# Start of EXTRACTED RECORDS

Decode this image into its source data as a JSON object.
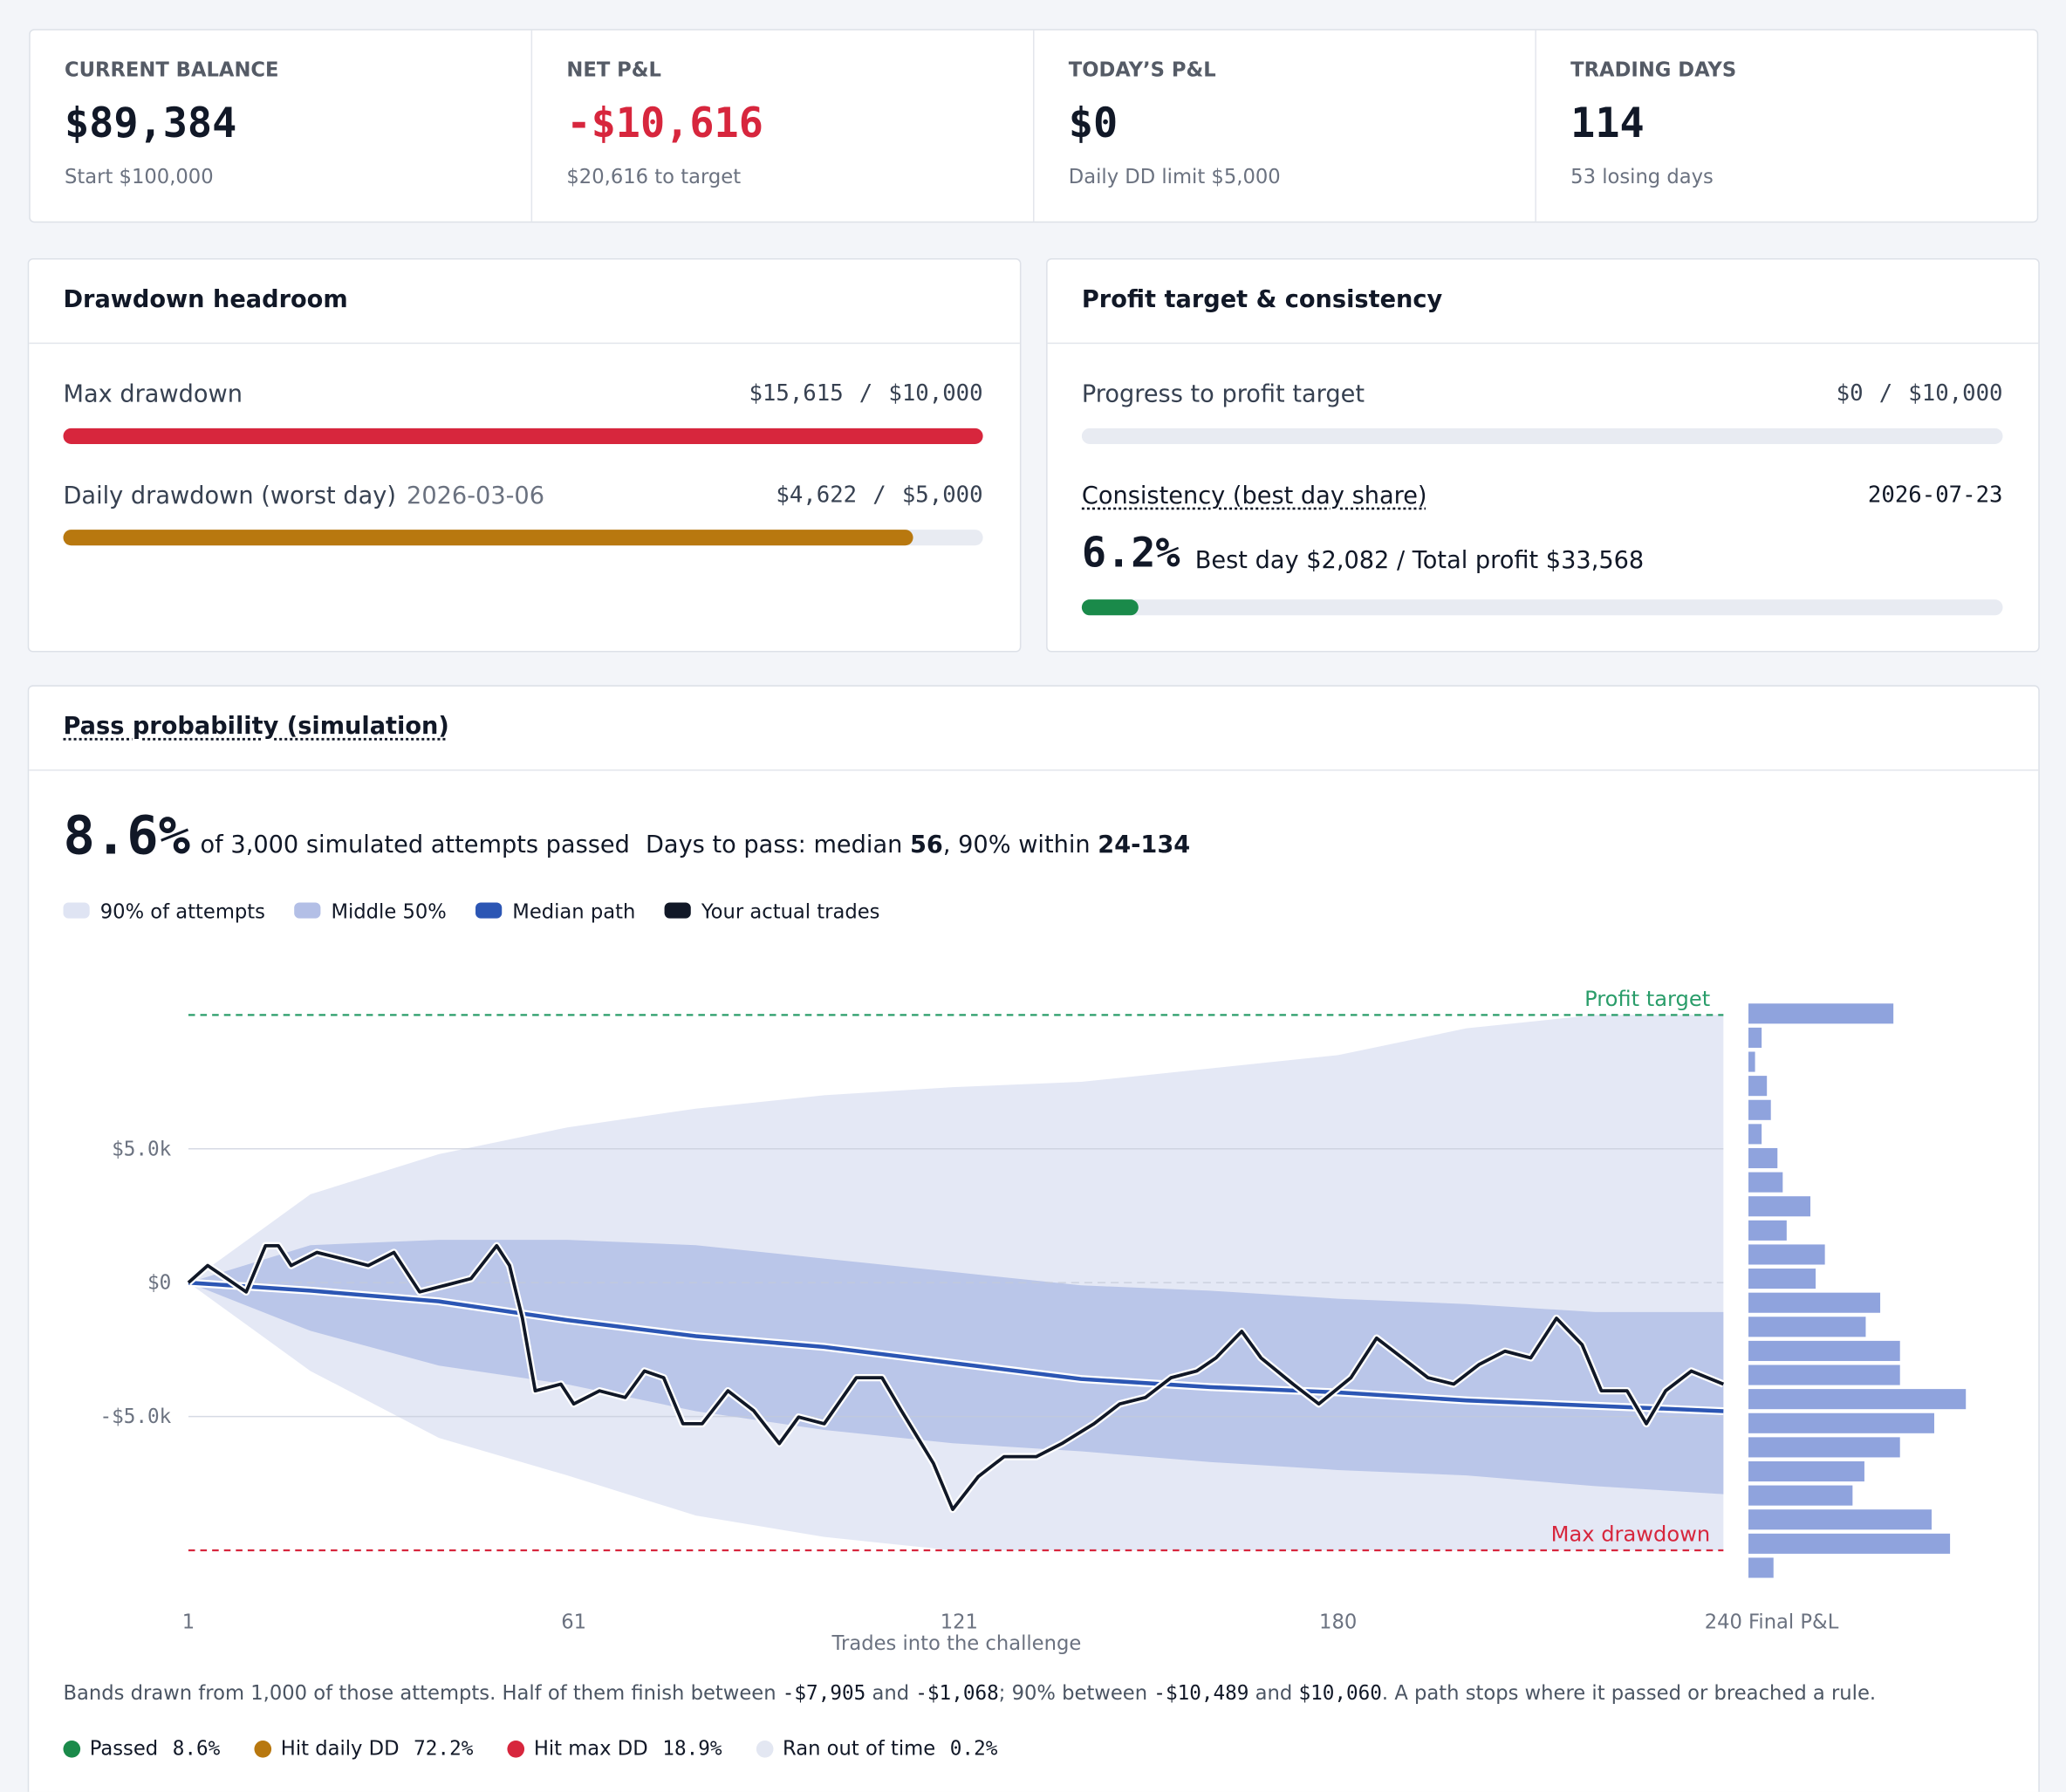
{
  "stats": [
    {
      "label": "CURRENT BALANCE",
      "value": "$89,384",
      "sub": "Start $100,000",
      "color": "#111827"
    },
    {
      "label": "NET P&L",
      "value": "-$10,616",
      "sub": "$20,616 to target",
      "color": "#d7263d"
    },
    {
      "label": "TODAY’S P&L",
      "value": "$0",
      "sub": "Daily DD limit $5,000",
      "color": "#111827"
    },
    {
      "label": "TRADING DAYS",
      "value": "114",
      "sub": "53 losing days",
      "color": "#111827"
    }
  ],
  "drawdown": {
    "title": "Drawdown headroom",
    "separator": "/",
    "rows": [
      {
        "label": "Max drawdown",
        "used": {
          "value": 15615,
          "label": "$15,615"
        },
        "limit": {
          "value": 10000,
          "label": "$10,000"
        },
        "color": "#d7263d"
      },
      {
        "label": "Daily drawdown (worst day)",
        "date": "2026-03-06",
        "used": {
          "value": 4622,
          "label": "$4,622"
        },
        "limit": {
          "value": 5000,
          "label": "$5,000"
        },
        "color": "#b8780f"
      }
    ]
  },
  "profit": {
    "title": "Profit target & consistency",
    "separator": "/",
    "progress": {
      "label": "Progress to profit target",
      "used": {
        "value": 0,
        "label": "$0"
      },
      "limit": {
        "value": 10000,
        "label": "$10,000"
      },
      "color": "#1a8a4a"
    },
    "consistency": {
      "label": "Consistency (best day share)",
      "date": "2026-07-23",
      "share": {
        "value": 6.2,
        "label": "6.2%"
      },
      "detail": "Best day $2,082 / Total profit $33,568",
      "color": "#1a8a4a"
    }
  },
  "simulation": {
    "title": "Pass probability (simulation)",
    "pass_rate": {
      "value": 8.6,
      "label": "8.6%"
    },
    "pass_text": "of 3,000 simulated attempts passed",
    "days": [
      "Days to pass: median ",
      "56",
      ", 90% within ",
      "24-134"
    ],
    "footnote": [
      "Bands drawn from 1,000 of those attempts. Half of them finish between ",
      "-$7,905",
      " and ",
      "-$1,068",
      "; 90% between ",
      "-$10,489",
      " and ",
      "$10,060",
      ". A path stops where it passed or breached a rule."
    ],
    "outcomes": [
      {
        "label": "Passed",
        "value": "8.6%",
        "color": "#1a8a4a"
      },
      {
        "label": "Hit daily DD",
        "value": "72.2%",
        "color": "#b8780f"
      },
      {
        "label": "Hit max DD",
        "value": "18.9%",
        "color": "#d7263d"
      },
      {
        "label": "Ran out of time",
        "value": "0.2%",
        "color": "#e3e7f2"
      }
    ]
  },
  "chart_data": {
    "type": "fan",
    "xlabel": "Trades into the challenge",
    "xlim": [
      1,
      240
    ],
    "ylim": [
      -11000,
      11000
    ],
    "xticks": [
      1,
      61,
      121,
      180,
      240
    ],
    "yticks": [
      {
        "value": 5000,
        "label": "$5.0k"
      },
      {
        "value": 0,
        "label": "$0"
      },
      {
        "value": -5000,
        "label": "-$5.0k"
      }
    ],
    "grid": true,
    "bands": [
      {
        "name": "90% of attempts",
        "color": "#dfe4f3",
        "x": [
          1,
          20,
          40,
          60,
          80,
          100,
          120,
          140,
          160,
          180,
          200,
          220,
          240
        ],
        "lower": [
          0,
          -3300,
          -5800,
          -7200,
          -8700,
          -9500,
          -10000,
          -10000,
          -10000,
          -10000,
          -10000,
          -10000,
          -10000
        ],
        "upper": [
          0,
          3300,
          4800,
          5800,
          6500,
          7000,
          7300,
          7500,
          8000,
          8500,
          9500,
          10000,
          10000
        ]
      },
      {
        "name": "Middle 50%",
        "color": "#b3bfe6",
        "x": [
          1,
          20,
          40,
          60,
          80,
          100,
          120,
          140,
          160,
          180,
          200,
          220,
          240
        ],
        "lower": [
          0,
          -1800,
          -3100,
          -3800,
          -4800,
          -5500,
          -6000,
          -6300,
          -6700,
          -7000,
          -7200,
          -7600,
          -7900
        ],
        "upper": [
          0,
          1400,
          1600,
          1600,
          1400,
          900,
          400,
          -100,
          -300,
          -600,
          -800,
          -1100,
          -1100
        ]
      }
    ],
    "series": [
      {
        "name": "Median path",
        "color": "#2c56b4",
        "width": 3,
        "x": [
          1,
          20,
          40,
          60,
          80,
          100,
          120,
          140,
          160,
          180,
          200,
          220,
          240
        ],
        "values": [
          0,
          -300,
          -700,
          -1400,
          -2000,
          -2400,
          -3000,
          -3600,
          -3900,
          -4100,
          -4400,
          -4600,
          -4800
        ]
      },
      {
        "name": "Your actual trades",
        "color": "#111827",
        "width": 2.5,
        "x": [
          1,
          4,
          7,
          10,
          13,
          15,
          17,
          21,
          25,
          29,
          33,
          37,
          41,
          45,
          49,
          51,
          53,
          55,
          59,
          61,
          65,
          69,
          72,
          75,
          78,
          81,
          85,
          89,
          93,
          96,
          100,
          105,
          109,
          112,
          117,
          120,
          124,
          128,
          133,
          137,
          142,
          146,
          150,
          154,
          158,
          161,
          165,
          168,
          173,
          177,
          182,
          186,
          190,
          194,
          198,
          202,
          206,
          210,
          214,
          218,
          221,
          225,
          228,
          231,
          235,
          240
        ],
        "values": [
          0,
          640,
          150,
          -345,
          1380,
          1380,
          640,
          1130,
          890,
          640,
          1130,
          -345,
          -100,
          150,
          1380,
          640,
          -1330,
          -4040,
          -3790,
          -4530,
          -4040,
          -4290,
          -3300,
          -3550,
          -5270,
          -5270,
          -4040,
          -4780,
          -6010,
          -5020,
          -5270,
          -3550,
          -3550,
          -4780,
          -6750,
          -8470,
          -7240,
          -6500,
          -6500,
          -6010,
          -5270,
          -4530,
          -4290,
          -3550,
          -3300,
          -2810,
          -1820,
          -2810,
          -3790,
          -4530,
          -3550,
          -2070,
          -2810,
          -3550,
          -3790,
          -3050,
          -2560,
          -2810,
          -1330,
          -2320,
          -4040,
          -4040,
          -5270,
          -4040,
          -3300,
          -3790
        ]
      }
    ],
    "reference_lines": [
      {
        "label": "Profit target",
        "value": 10000,
        "color": "#2a9d6a"
      },
      {
        "label": "Max drawdown",
        "value": -10000,
        "color": "#d7263d"
      }
    ],
    "histogram": {
      "label": "Final P&L",
      "color": "#8fa3dd",
      "bins": [
        -11100,
        -10200,
        -9300,
        -8400,
        -7500,
        -6600,
        -5700,
        -4800,
        -3900,
        -3000,
        -2100,
        -1200,
        -300,
        600,
        1500,
        2400,
        3300,
        4200,
        5100,
        6000,
        6900,
        7800,
        8700,
        9600,
        10500
      ],
      "counts": [
        19,
        153,
        139,
        79,
        88,
        115,
        141,
        165,
        115,
        115,
        89,
        100,
        51,
        58,
        29,
        47,
        26,
        22,
        10,
        17,
        14,
        5,
        10,
        110
      ]
    }
  }
}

# End of EXTRACTED RECORDS

WHAT THE TASK REQUIRES:
Note each line of the entries that has "limit" in it, and copy those lines.

EXPECTED ANSWER:
      "sub": "Daily DD limit $5,000",
        "limit": {
        "limit": {
      "limit": {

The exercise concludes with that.